#### [What you will do]
Locate and copy each line in the data that contains the word "PART".

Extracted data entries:
┏━━

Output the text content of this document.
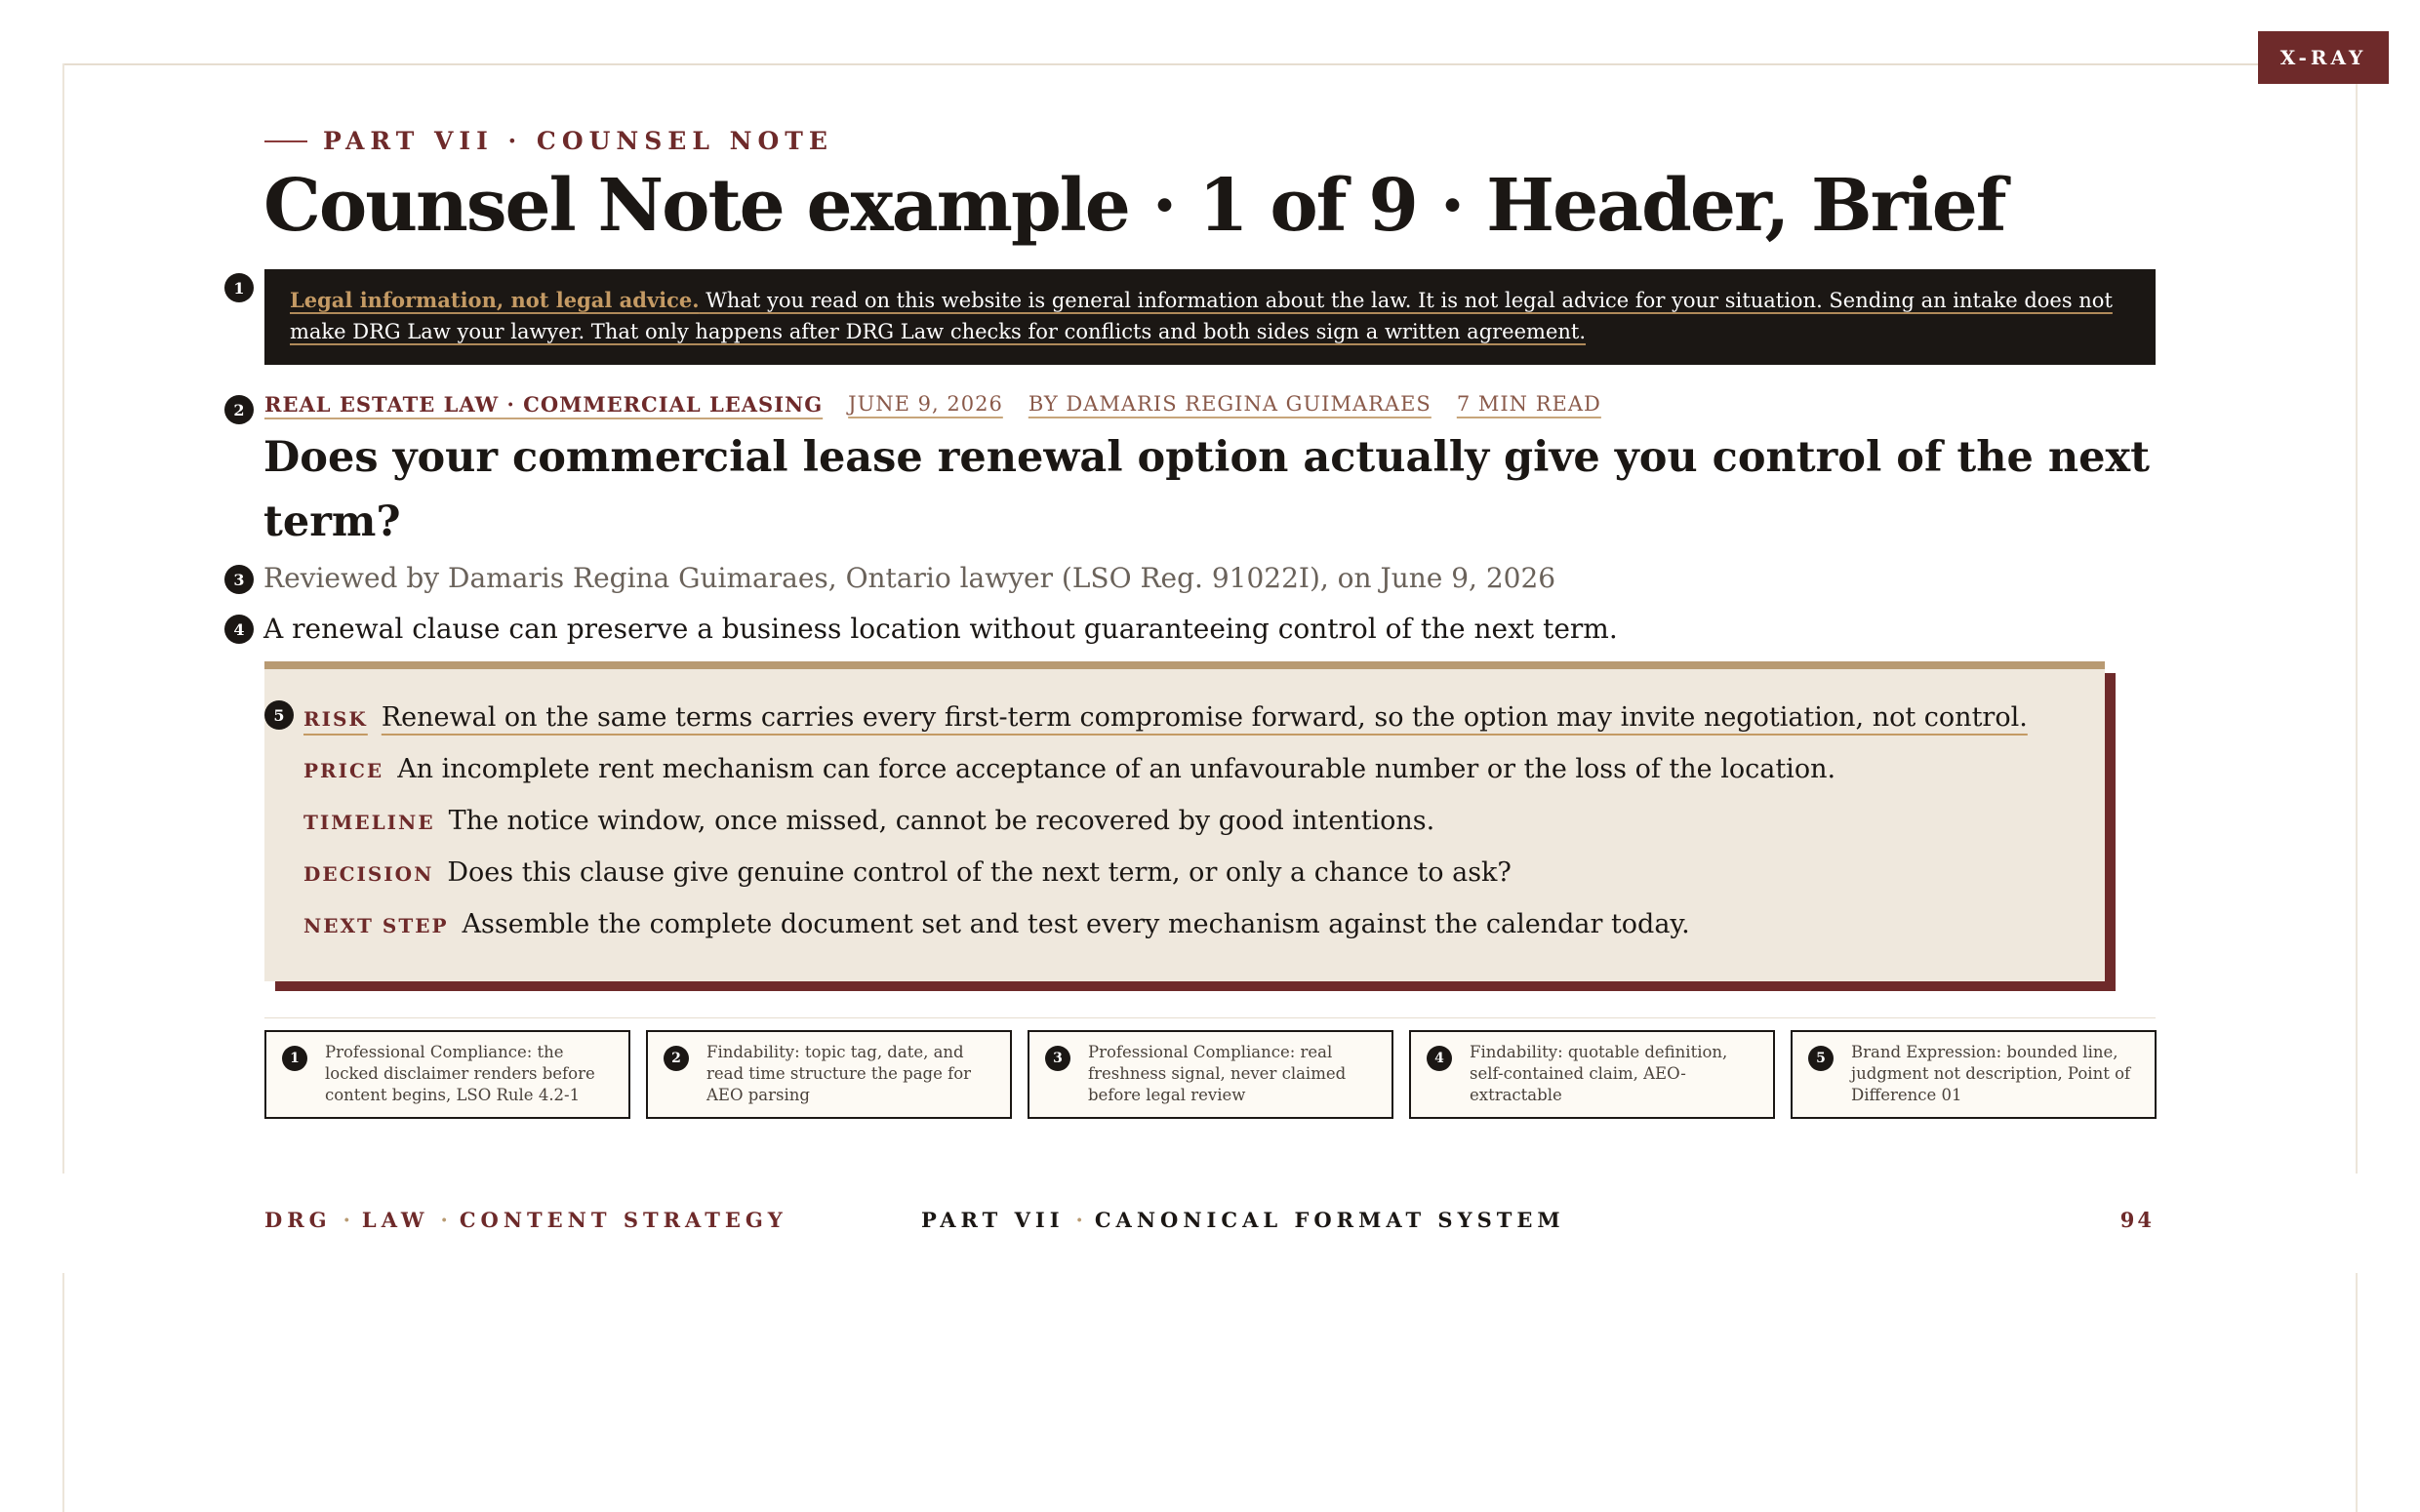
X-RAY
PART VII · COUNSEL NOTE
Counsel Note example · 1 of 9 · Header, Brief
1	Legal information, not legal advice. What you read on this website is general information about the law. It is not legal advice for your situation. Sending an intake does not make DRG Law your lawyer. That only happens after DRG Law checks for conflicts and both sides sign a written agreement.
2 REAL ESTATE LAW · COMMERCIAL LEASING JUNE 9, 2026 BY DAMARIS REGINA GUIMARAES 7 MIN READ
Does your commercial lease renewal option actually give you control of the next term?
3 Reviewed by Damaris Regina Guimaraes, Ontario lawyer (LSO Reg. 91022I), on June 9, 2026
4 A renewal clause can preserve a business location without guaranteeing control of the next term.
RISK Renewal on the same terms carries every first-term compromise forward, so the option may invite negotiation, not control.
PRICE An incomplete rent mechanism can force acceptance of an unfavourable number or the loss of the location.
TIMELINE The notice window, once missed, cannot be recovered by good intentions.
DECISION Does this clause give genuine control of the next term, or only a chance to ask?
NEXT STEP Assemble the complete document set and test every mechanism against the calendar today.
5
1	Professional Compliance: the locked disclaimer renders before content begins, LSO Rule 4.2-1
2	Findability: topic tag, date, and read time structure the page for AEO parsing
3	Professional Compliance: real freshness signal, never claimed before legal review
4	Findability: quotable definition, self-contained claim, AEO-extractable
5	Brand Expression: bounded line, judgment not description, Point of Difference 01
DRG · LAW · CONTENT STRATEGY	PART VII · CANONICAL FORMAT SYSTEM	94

┗━━

#### [Response below]
PART VII · COUNSEL NOTE
DRG · LAW · CONTENT STRATEGY	PART VII · CANONICAL FORMAT SYSTEM	94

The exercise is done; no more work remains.